:: Problème court 1 ::
Pour chacune des affirmations (a), (b) et (c), indiquez par oui ou par non si elle concorde avec la page, puis citez mot pour mot le passage qui tranche. (a) Selon Gaius, les choses relevant du droit divin ne peuvent appartenir à personne. (b) Gaius clôt son exposé sur la classification des choses avec la division entre choses corporelles et incorporelles. (c) Les compilateurs de Justinien ont placé des fragments des Institutes de Marcien dans le chapitre huit du premier livre du Digeste.

:: Page ::

»»

Gaius commence le Commentarius secundus par un exposé sur les choses et leurs classements. La répartition la plus importante consiste à diviser les res divini iuris et res humani iuris[4]. Après avoir précisé que les choses appartenant au droit divin ne pouvaient être la propriété de personne, à la différence de celles appartenant au droit humain - mais ce n'est pas toujours le cas[5], Gaius donne la répartition des choses étant l'objet du droit humain. Elles se divisent d'abord en chose publique et privée, publicae aut privatae[6], puis en choses corporelles et incorporelles, quaedam res corporales sunt, quaedam incorporales[7]. Gaius présente ensuite la division des choses en res mancipi et res nec mancipi[8] terminant en fait son exposé portant sur la classification des choses. Dans la suite du texte il traite du droit de propriété.

Les compilateurs de Justinien ont inséré dans le chapitre huit du premier livre du Digeste De divisione rerum et qualitate, après des textes repris des Institutes de Gaius, des fragments des Institutes de Marcien dans lesquels on voit de quelle manière ce juriste a fait la classification des choses dans son manuel. Marcien traite de la répartition des choses comme suit:

 

Certaines sont communes à tous selon le droit naturel, certaines sont (dans les biens) de la communauté, certaines ne sont à personne, beaucoup sont (dans les biens) des individus.

««

:: Problème court 2 ::
Réécrivez s'il vous plaît les lignes de données ci-dessous, de la première ligne jusqu'à celle qui contient « 1064, 362, 1102] » incluse, en remplaçant « Takip » par « Suivre » et sans rien changer d'autre. Ne donnez que ces lignes.

:: Lignes de données ::
»»

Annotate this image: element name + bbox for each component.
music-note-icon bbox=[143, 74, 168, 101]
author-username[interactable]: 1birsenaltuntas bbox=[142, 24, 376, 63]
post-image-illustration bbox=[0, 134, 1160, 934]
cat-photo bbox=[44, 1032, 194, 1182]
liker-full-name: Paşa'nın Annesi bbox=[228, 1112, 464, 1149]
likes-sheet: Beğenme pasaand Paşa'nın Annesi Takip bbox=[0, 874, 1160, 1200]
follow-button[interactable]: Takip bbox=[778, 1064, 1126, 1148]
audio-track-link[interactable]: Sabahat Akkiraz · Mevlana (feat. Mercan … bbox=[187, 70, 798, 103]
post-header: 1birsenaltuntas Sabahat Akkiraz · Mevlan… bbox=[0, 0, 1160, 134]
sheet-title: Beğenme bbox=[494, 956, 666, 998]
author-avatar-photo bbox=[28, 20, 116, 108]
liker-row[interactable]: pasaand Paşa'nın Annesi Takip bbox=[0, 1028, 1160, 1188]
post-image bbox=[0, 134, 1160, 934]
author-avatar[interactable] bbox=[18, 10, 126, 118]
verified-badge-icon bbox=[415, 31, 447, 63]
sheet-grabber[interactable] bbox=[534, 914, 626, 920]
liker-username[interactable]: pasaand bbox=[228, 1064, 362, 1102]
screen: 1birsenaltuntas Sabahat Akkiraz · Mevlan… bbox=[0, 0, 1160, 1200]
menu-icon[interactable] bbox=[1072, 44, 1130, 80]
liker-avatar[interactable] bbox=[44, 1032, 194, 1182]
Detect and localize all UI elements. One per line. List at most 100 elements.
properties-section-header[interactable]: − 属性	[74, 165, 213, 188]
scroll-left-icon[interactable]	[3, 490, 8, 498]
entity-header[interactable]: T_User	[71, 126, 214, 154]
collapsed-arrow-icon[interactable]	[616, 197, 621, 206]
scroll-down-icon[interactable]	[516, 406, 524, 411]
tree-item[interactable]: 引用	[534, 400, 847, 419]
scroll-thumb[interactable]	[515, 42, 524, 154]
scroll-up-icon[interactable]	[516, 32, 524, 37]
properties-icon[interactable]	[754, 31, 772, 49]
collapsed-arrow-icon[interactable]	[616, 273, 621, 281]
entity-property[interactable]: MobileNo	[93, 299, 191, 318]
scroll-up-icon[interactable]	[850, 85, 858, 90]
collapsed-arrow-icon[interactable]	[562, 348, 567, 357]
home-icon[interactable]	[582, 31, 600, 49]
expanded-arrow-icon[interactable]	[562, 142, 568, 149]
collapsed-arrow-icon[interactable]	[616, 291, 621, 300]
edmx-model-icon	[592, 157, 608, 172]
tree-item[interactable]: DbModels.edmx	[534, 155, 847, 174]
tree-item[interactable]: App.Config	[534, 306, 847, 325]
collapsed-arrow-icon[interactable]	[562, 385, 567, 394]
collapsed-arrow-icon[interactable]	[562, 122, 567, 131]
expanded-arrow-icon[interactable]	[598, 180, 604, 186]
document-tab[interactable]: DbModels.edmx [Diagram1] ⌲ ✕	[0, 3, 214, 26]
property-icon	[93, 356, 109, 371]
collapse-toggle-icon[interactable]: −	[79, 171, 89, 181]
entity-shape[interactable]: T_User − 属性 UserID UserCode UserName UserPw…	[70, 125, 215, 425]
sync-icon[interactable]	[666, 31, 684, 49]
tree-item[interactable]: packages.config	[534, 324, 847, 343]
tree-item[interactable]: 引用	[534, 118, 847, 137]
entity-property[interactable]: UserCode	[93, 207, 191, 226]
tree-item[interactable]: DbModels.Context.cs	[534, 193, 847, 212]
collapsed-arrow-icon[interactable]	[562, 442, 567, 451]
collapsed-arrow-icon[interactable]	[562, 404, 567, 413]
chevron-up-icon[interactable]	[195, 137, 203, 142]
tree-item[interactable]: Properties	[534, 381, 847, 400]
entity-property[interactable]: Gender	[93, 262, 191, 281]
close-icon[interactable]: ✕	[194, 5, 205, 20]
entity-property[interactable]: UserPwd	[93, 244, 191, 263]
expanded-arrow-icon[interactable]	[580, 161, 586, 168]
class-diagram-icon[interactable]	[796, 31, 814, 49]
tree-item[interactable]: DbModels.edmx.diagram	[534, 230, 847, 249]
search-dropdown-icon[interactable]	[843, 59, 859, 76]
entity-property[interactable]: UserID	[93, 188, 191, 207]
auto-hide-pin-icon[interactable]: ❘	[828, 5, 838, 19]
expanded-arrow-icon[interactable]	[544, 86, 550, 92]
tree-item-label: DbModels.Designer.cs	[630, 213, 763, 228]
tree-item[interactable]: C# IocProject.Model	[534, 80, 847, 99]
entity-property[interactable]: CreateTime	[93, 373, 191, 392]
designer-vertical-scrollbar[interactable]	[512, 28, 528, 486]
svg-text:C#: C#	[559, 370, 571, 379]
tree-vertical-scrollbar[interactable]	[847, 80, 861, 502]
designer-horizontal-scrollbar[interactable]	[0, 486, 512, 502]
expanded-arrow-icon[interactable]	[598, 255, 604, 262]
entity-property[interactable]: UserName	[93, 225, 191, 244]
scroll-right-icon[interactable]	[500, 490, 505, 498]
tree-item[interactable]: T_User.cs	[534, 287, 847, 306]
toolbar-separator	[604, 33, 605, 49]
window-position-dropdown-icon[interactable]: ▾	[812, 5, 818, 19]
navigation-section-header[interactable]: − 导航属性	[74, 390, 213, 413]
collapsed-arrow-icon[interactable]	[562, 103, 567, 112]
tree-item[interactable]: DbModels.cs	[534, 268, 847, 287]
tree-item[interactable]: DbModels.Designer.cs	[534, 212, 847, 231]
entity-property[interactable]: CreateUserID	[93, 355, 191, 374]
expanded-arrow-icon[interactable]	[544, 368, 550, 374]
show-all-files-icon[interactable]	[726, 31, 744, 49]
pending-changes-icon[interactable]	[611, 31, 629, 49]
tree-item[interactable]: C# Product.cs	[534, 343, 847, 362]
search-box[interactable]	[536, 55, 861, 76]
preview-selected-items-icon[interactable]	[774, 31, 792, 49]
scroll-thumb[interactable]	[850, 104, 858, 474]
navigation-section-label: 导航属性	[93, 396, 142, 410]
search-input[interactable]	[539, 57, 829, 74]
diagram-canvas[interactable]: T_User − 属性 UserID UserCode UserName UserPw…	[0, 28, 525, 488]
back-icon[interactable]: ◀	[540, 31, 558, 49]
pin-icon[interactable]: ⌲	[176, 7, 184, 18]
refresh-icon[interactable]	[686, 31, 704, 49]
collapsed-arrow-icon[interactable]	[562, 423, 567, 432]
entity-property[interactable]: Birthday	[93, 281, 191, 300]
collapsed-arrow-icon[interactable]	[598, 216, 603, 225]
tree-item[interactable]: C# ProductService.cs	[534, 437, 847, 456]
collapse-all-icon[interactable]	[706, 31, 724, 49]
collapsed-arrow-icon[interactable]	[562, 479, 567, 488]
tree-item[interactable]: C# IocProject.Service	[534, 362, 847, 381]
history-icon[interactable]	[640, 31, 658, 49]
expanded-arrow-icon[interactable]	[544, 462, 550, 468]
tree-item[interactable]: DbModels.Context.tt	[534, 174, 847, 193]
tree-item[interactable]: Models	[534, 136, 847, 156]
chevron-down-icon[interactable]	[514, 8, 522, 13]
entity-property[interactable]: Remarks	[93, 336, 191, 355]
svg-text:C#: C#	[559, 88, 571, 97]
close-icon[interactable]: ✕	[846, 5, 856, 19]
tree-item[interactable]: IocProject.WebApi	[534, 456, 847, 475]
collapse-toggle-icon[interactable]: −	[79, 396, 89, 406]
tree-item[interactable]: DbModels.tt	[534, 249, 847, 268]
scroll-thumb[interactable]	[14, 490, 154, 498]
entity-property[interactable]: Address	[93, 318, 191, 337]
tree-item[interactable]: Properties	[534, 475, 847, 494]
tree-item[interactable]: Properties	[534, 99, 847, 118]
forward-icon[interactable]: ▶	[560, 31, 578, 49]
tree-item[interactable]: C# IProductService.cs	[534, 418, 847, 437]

««

:: Réponse rédigée 1 ::
(a) Oui : « les choses appartenant au droit divin ne pouvaient être la propriété de personne ».
(b) Non : « Gaius présente ensuite la division des choses en res mancipi et res nec mancipi[8] terminant en fait son exposé portant sur la classification des choses ».
(c) Oui : « Les compilateurs de Justinien ont inséré dans le chapitre huit du premier livre du Digeste De divisione rerum et qualitate, après des textes repris des Institutes de Gaius, des fragments des Institutes de Marcien ».

:: Réponse rédigée 2 ::
Annotate this image: element name + bbox for each component.
music-note-icon bbox=[143, 74, 168, 101]
author-username[interactable]: 1birsenaltuntas bbox=[142, 24, 376, 63]
post-image-illustration bbox=[0, 134, 1160, 934]
cat-photo bbox=[44, 1032, 194, 1182]
liker-full-name: Paşa'nın Annesi bbox=[228, 1112, 464, 1149]
likes-sheet: Beğenme pasaand Paşa'nın Annesi Suivre bbox=[0, 874, 1160, 1200]
follow-button[interactable]: Suivre bbox=[778, 1064, 1126, 1148]
audio-track-link[interactable]: Sabahat Akkiraz · Mevlana (feat. Mercan … bbox=[187, 70, 798, 103]
post-header: 1birsenaltuntas Sabahat Akkiraz · Mevlan… bbox=[0, 0, 1160, 134]
sheet-title: Beğenme bbox=[494, 956, 666, 998]
author-avatar-photo bbox=[28, 20, 116, 108]
liker-row[interactable]: pasaand Paşa'nın Annesi Suivre bbox=[0, 1028, 1160, 1188]
post-image bbox=[0, 134, 1160, 934]
author-avatar[interactable] bbox=[18, 10, 126, 118]
verified-badge-icon bbox=[415, 31, 447, 63]
sheet-grabber[interactable] bbox=[534, 914, 626, 920]
liker-username[interactable]: pasaand bbox=[228, 1064, 362, 1102]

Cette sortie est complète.